• [Goal of the exercise]: Repeat the data below exactly, dropping any pictures it holds.

○ ○ ○ ○

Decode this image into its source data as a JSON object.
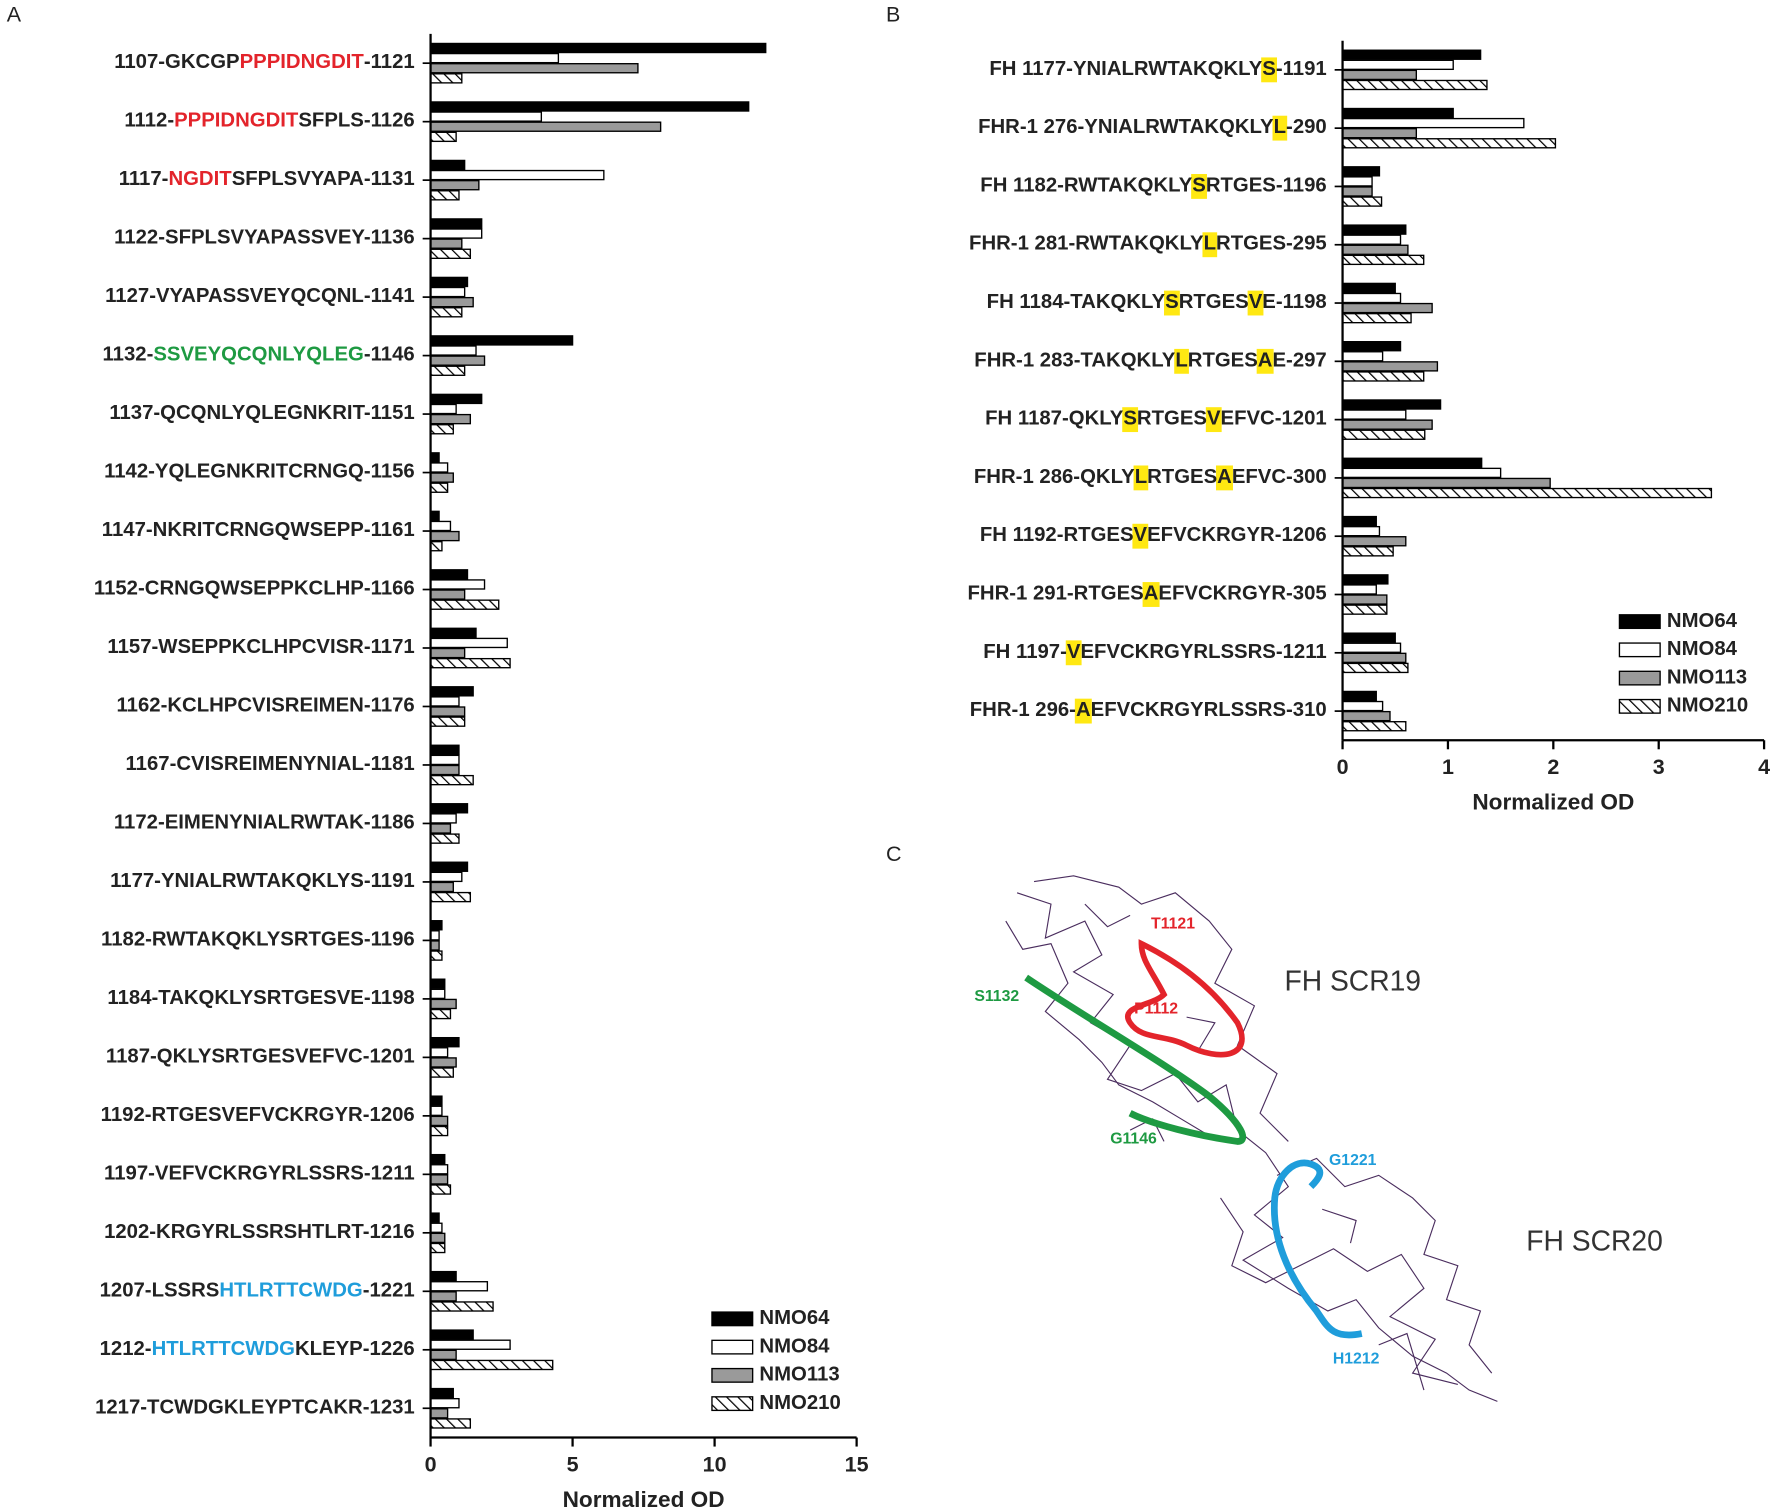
{
  "panel_labels": [
    "A",
    "B",
    "C"
  ],
  "chart_data": [
    {
      "type": "bar",
      "orientation": "horizontal",
      "categories": [
        [
          "1107-GKCGP",
          "PPPIDNGDIT",
          "-1121"
        ],
        [
          "1112-",
          "PPPIDNGDIT",
          "SFPLS-1126"
        ],
        [
          "1117-",
          "NGDIT",
          "SFPLSVYAPA-1131"
        ],
        [
          "1122-SFPLSVYAPASSVEY-1136"
        ],
        [
          "1127-VYAPASSVEYQCQNL-1141"
        ],
        [
          "1132-",
          "SSVEYQCQNLYQLEG",
          "-1146"
        ],
        [
          "1137-QCQNLYQLEGNKRIT-1151"
        ],
        [
          "1142-YQLEGNKRITCRNGQ-1156"
        ],
        [
          "1147-NKRITCRNGQWSEPP-1161"
        ],
        [
          "1152-CRNGQWSEPPKCLHP-1166"
        ],
        [
          "1157-WSEPPKCLHPCVISR-1171"
        ],
        [
          "1162-KCLHPCVISREIMEN-1176"
        ],
        [
          "1167-CVISREIMENYNIAL-1181"
        ],
        [
          "1172-EIMENYNIALRWTAK-1186"
        ],
        [
          "1177-YNIALRWTAKQKLYS-1191"
        ],
        [
          "1182-RWTAKQKLYSRTGES-1196"
        ],
        [
          "1184-TAKQKLYSRTGESVE-1198"
        ],
        [
          "1187-QKLYSRTGESVEFVC-1201"
        ],
        [
          "1192-RTGESVEFVCKRGYR-1206"
        ],
        [
          "1197-VEFVCKRGYRLSSRS-1211"
        ],
        [
          "1202-KRGYRLSSRSHTLRT-1216"
        ],
        [
          "1207-LSSRS",
          "HTLRTTCWDG",
          "-1221"
        ],
        [
          "1212-",
          "HTLRTTCWDG",
          "KLEYP-1226"
        ],
        [
          "1217-TCWDGKLEYPTCAKR-1231"
        ]
      ],
      "highlight_style": "text-color",
      "highlight_color": [
        null,
        null,
        null,
        null,
        null,
        null,
        null,
        null,
        null,
        null,
        null,
        null,
        null,
        null,
        null,
        null,
        null,
        null,
        null,
        null,
        null,
        null,
        null,
        null
      ],
      "highlight_colors": [
        "#e3242b",
        "#e3242b",
        "#e3242b",
        null,
        null,
        "#1e9a42",
        null,
        null,
        null,
        null,
        null,
        null,
        null,
        null,
        null,
        null,
        null,
        null,
        null,
        null,
        null,
        "#1f9ddb",
        "#1f9ddb",
        null
      ],
      "series": [
        {
          "name": "NMO64",
          "color": "#000000",
          "hatch": false,
          "values": [
            11.8,
            11.2,
            1.2,
            1.8,
            1.3,
            5.0,
            1.8,
            0.3,
            0.3,
            1.3,
            1.6,
            1.5,
            1.0,
            1.3,
            1.3,
            0.4,
            0.5,
            1.0,
            0.4,
            0.5,
            0.3,
            0.9,
            1.5,
            0.8
          ]
        },
        {
          "name": "NMO84",
          "color": "#ffffff",
          "hatch": false,
          "values": [
            4.5,
            3.9,
            6.1,
            1.8,
            1.2,
            1.6,
            0.9,
            0.6,
            0.7,
            1.9,
            2.7,
            1.0,
            1.0,
            0.9,
            1.1,
            0.3,
            0.5,
            0.6,
            0.4,
            0.6,
            0.4,
            2.0,
            2.8,
            1.0
          ]
        },
        {
          "name": "NMO113",
          "color": "#9a9a9a",
          "hatch": false,
          "values": [
            7.3,
            8.1,
            1.7,
            1.1,
            1.5,
            1.9,
            1.4,
            0.8,
            1.0,
            1.2,
            1.2,
            1.2,
            1.0,
            0.7,
            0.8,
            0.3,
            0.9,
            0.9,
            0.6,
            0.6,
            0.5,
            0.9,
            0.9,
            0.6
          ]
        },
        {
          "name": "NMO210",
          "color": "#ffffff",
          "hatch": true,
          "values": [
            1.1,
            0.9,
            1.0,
            1.4,
            1.1,
            1.2,
            0.8,
            0.6,
            0.4,
            2.4,
            2.8,
            1.2,
            1.5,
            1.0,
            1.4,
            0.4,
            0.7,
            0.8,
            0.6,
            0.7,
            0.5,
            2.2,
            4.3,
            1.4
          ]
        }
      ],
      "xlim": [
        0,
        15
      ],
      "xticks": [
        0,
        5,
        10,
        15
      ],
      "xlabel": "Normalized OD",
      "legend": "lower right"
    },
    {
      "type": "bar",
      "orientation": "horizontal",
      "categories": [
        [
          "FH 1177-YNIALRWTAKQKLY",
          "S",
          "-1191"
        ],
        [
          "FHR-1 276-YNIALRWTAKQKLY",
          "L",
          "-290"
        ],
        [
          "FH 1182-RWTAKQKLY",
          "S",
          "RTGES-1196"
        ],
        [
          "FHR-1 281-RWTAKQKLY",
          "L",
          "RTGES-295"
        ],
        [
          "FH 1184-TAKQKLY",
          "S",
          "RTGES",
          "V",
          "E-1198"
        ],
        [
          "FHR-1 283-TAKQKLY",
          "L",
          "RTGES",
          "A",
          "E-297"
        ],
        [
          "FH 1187-QKLY",
          "S",
          "RTGES",
          "V",
          "EFVC-1201"
        ],
        [
          "FHR-1 286-QKLY",
          "L",
          "RTGES",
          "A",
          "EFVC-300"
        ],
        [
          "FH 1192-RTGES",
          "V",
          "EFVCKRGYR-1206"
        ],
        [
          "FHR-1 291-RTGES",
          "A",
          "EFVCKRGYR-305"
        ],
        [
          "FH 1197-",
          "V",
          "EFVCKRGYRLSSRS-1211"
        ],
        [
          "FHR-1 296-",
          "A",
          "EFVCKRGYRLSSRS-310"
        ]
      ],
      "highlight_style": "background",
      "highlight_colors": [
        "#ffe812",
        "#ffe812",
        "#ffe812",
        "#ffe812",
        "#ffe812",
        "#ffe812",
        "#ffe812",
        "#ffe812",
        "#ffe812",
        "#ffe812",
        "#ffe812",
        "#ffe812"
      ],
      "series": [
        {
          "name": "NMO64",
          "color": "#000000",
          "hatch": false,
          "values": [
            1.31,
            1.05,
            0.35,
            0.6,
            0.5,
            0.55,
            0.93,
            1.32,
            0.32,
            0.43,
            0.5,
            0.32
          ]
        },
        {
          "name": "NMO84",
          "color": "#ffffff",
          "hatch": false,
          "values": [
            1.05,
            1.72,
            0.28,
            0.55,
            0.55,
            0.38,
            0.6,
            1.5,
            0.35,
            0.32,
            0.55,
            0.38
          ]
        },
        {
          "name": "NMO113",
          "color": "#9a9a9a",
          "hatch": false,
          "values": [
            0.7,
            0.7,
            0.28,
            0.62,
            0.85,
            0.9,
            0.85,
            1.97,
            0.6,
            0.42,
            0.6,
            0.45
          ]
        },
        {
          "name": "NMO210",
          "color": "#ffffff",
          "hatch": true,
          "values": [
            1.37,
            2.02,
            0.37,
            0.77,
            0.65,
            0.77,
            0.78,
            3.5,
            0.48,
            0.42,
            0.62,
            0.6
          ]
        }
      ],
      "xlim": [
        0,
        4
      ],
      "xticks": [
        0,
        1,
        2,
        3,
        4
      ],
      "xlabel": "Normalized OD",
      "legend": "lower right"
    }
  ],
  "panel_c": {
    "residues": [
      "T1121",
      "P1112",
      "S1132",
      "G1146",
      "G1221",
      "H1212"
    ],
    "residue_colors": [
      "#e3242b",
      "#e3242b",
      "#1e9a42",
      "#1e9a42",
      "#1f9ddb",
      "#1f9ddb"
    ],
    "domains": [
      "FH SCR19",
      "FH SCR20"
    ]
  }
}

○ ○ ○ ○

• [Answer for the task]:
Decode this image into its source data as a JSON object.
{
  "panel_labels": [
    "A",
    "B",
    "C"
  ],
  "chart_data": [
    {
      "type": "bar",
      "orientation": "horizontal",
      "categories": [
        [
          "1107-GKCGP",
          "PPPIDNGDIT",
          "-1121"
        ],
        [
          "1112-",
          "PPPIDNGDIT",
          "SFPLS-1126"
        ],
        [
          "1117-",
          "NGDIT",
          "SFPLSVYAPA-1131"
        ],
        [
          "1122-SFPLSVYAPASSVEY-1136"
        ],
        [
          "1127-VYAPASSVEYQCQNL-1141"
        ],
        [
          "1132-",
          "SSVEYQCQNLYQLEG",
          "-1146"
        ],
        [
          "1137-QCQNLYQLEGNKRIT-1151"
        ],
        [
          "1142-YQLEGNKRITCRNGQ-1156"
        ],
        [
          "1147-NKRITCRNGQWSEPP-1161"
        ],
        [
          "1152-CRNGQWSEPPKCLHP-1166"
        ],
        [
          "1157-WSEPPKCLHPCVISR-1171"
        ],
        [
          "1162-KCLHPCVISREIMEN-1176"
        ],
        [
          "1167-CVISREIMENYNIAL-1181"
        ],
        [
          "1172-EIMENYNIALRWTAK-1186"
        ],
        [
          "1177-YNIALRWTAKQKLYS-1191"
        ],
        [
          "1182-RWTAKQKLYSRTGES-1196"
        ],
        [
          "1184-TAKQKLYSRTGESVE-1198"
        ],
        [
          "1187-QKLYSRTGESVEFVC-1201"
        ],
        [
          "1192-RTGESVEFVCKRGYR-1206"
        ],
        [
          "1197-VEFVCKRGYRLSSRS-1211"
        ],
        [
          "1202-KRGYRLSSRSHTLRT-1216"
        ],
        [
          "1207-LSSRS",
          "HTLRTTCWDG",
          "-1221"
        ],
        [
          "1212-",
          "HTLRTTCWDG",
          "KLEYP-1226"
        ],
        [
          "1217-TCWDGKLEYPTCAKR-1231"
        ]
      ],
      "highlight_style": "text-color",
      "highlight_color": [
        null,
        null,
        null,
        null,
        null,
        null,
        null,
        null,
        null,
        null,
        null,
        null,
        null,
        null,
        null,
        null,
        null,
        null,
        null,
        null,
        null,
        null,
        null,
        null
      ],
      "highlight_colors": [
        "#e3242b",
        "#e3242b",
        "#e3242b",
        null,
        null,
        "#1e9a42",
        null,
        null,
        null,
        null,
        null,
        null,
        null,
        null,
        null,
        null,
        null,
        null,
        null,
        null,
        null,
        "#1f9ddb",
        "#1f9ddb",
        null
      ],
      "series": [
        {
          "name": "NMO64",
          "color": "#000000",
          "hatch": false,
          "values": [
            11.8,
            11.2,
            1.2,
            1.8,
            1.3,
            5.0,
            1.8,
            0.3,
            0.3,
            1.3,
            1.6,
            1.5,
            1.0,
            1.3,
            1.3,
            0.4,
            0.5,
            1.0,
            0.4,
            0.5,
            0.3,
            0.9,
            1.5,
            0.8
          ]
        },
        {
          "name": "NMO84",
          "color": "#ffffff",
          "hatch": false,
          "values": [
            4.5,
            3.9,
            6.1,
            1.8,
            1.2,
            1.6,
            0.9,
            0.6,
            0.7,
            1.9,
            2.7,
            1.0,
            1.0,
            0.9,
            1.1,
            0.3,
            0.5,
            0.6,
            0.4,
            0.6,
            0.4,
            2.0,
            2.8,
            1.0
          ]
        },
        {
          "name": "NMO113",
          "color": "#9a9a9a",
          "hatch": false,
          "values": [
            7.3,
            8.1,
            1.7,
            1.1,
            1.5,
            1.9,
            1.4,
            0.8,
            1.0,
            1.2,
            1.2,
            1.2,
            1.0,
            0.7,
            0.8,
            0.3,
            0.9,
            0.9,
            0.6,
            0.6,
            0.5,
            0.9,
            0.9,
            0.6
          ]
        },
        {
          "name": "NMO210",
          "color": "#ffffff",
          "hatch": true,
          "values": [
            1.1,
            0.9,
            1.0,
            1.4,
            1.1,
            1.2,
            0.8,
            0.6,
            0.4,
            2.4,
            2.8,
            1.2,
            1.5,
            1.0,
            1.4,
            0.4,
            0.7,
            0.8,
            0.6,
            0.7,
            0.5,
            2.2,
            4.3,
            1.4
          ]
        }
      ],
      "xlim": [
        0,
        15
      ],
      "xticks": [
        0,
        5,
        10,
        15
      ],
      "xlabel": "Normalized OD",
      "legend": "lower right"
    },
    {
      "type": "bar",
      "orientation": "horizontal",
      "categories": [
        [
          "FH 1177-YNIALRWTAKQKLY",
          "S",
          "-1191"
        ],
        [
          "FHR-1 276-YNIALRWTAKQKLY",
          "L",
          "-290"
        ],
        [
          "FH 1182-RWTAKQKLY",
          "S",
          "RTGES-1196"
        ],
        [
          "FHR-1 281-RWTAKQKLY",
          "L",
          "RTGES-295"
        ],
        [
          "FH 1184-TAKQKLY",
          "S",
          "RTGES",
          "V",
          "E-1198"
        ],
        [
          "FHR-1 283-TAKQKLY",
          "L",
          "RTGES",
          "A",
          "E-297"
        ],
        [
          "FH 1187-QKLY",
          "S",
          "RTGES",
          "V",
          "EFVC-1201"
        ],
        [
          "FHR-1 286-QKLY",
          "L",
          "RTGES",
          "A",
          "EFVC-300"
        ],
        [
          "FH 1192-RTGES",
          "V",
          "EFVCKRGYR-1206"
        ],
        [
          "FHR-1 291-RTGES",
          "A",
          "EFVCKRGYR-305"
        ],
        [
          "FH 1197-",
          "V",
          "EFVCKRGYRLSSRS-1211"
        ],
        [
          "FHR-1 296-",
          "A",
          "EFVCKRGYRLSSRS-310"
        ]
      ],
      "highlight_style": "background",
      "highlight_colors": [
        "#ffe812",
        "#ffe812",
        "#ffe812",
        "#ffe812",
        "#ffe812",
        "#ffe812",
        "#ffe812",
        "#ffe812",
        "#ffe812",
        "#ffe812",
        "#ffe812",
        "#ffe812"
      ],
      "series": [
        {
          "name": "NMO64",
          "color": "#000000",
          "hatch": false,
          "values": [
            1.31,
            1.05,
            0.35,
            0.6,
            0.5,
            0.55,
            0.93,
            1.32,
            0.32,
            0.43,
            0.5,
            0.32
          ]
        },
        {
          "name": "NMO84",
          "color": "#ffffff",
          "hatch": false,
          "values": [
            1.05,
            1.72,
            0.28,
            0.55,
            0.55,
            0.38,
            0.6,
            1.5,
            0.35,
            0.32,
            0.55,
            0.38
          ]
        },
        {
          "name": "NMO113",
          "color": "#9a9a9a",
          "hatch": false,
          "values": [
            0.7,
            0.7,
            0.28,
            0.62,
            0.85,
            0.9,
            0.85,
            1.97,
            0.6,
            0.42,
            0.6,
            0.45
          ]
        },
        {
          "name": "NMO210",
          "color": "#ffffff",
          "hatch": true,
          "values": [
            1.37,
            2.02,
            0.37,
            0.77,
            0.65,
            0.77,
            0.78,
            3.5,
            0.48,
            0.42,
            0.62,
            0.6
          ]
        }
      ],
      "xlim": [
        0,
        4
      ],
      "xticks": [
        0,
        1,
        2,
        3,
        4
      ],
      "xlabel": "Normalized OD",
      "legend": "lower right"
    }
  ],
  "panel_c": {
    "residues": [
      "T1121",
      "P1112",
      "S1132",
      "G1146",
      "G1221",
      "H1212"
    ],
    "residue_colors": [
      "#e3242b",
      "#e3242b",
      "#1e9a42",
      "#1e9a42",
      "#1f9ddb",
      "#1f9ddb"
    ],
    "domains": [
      "FH SCR19",
      "FH SCR20"
    ]
  }
}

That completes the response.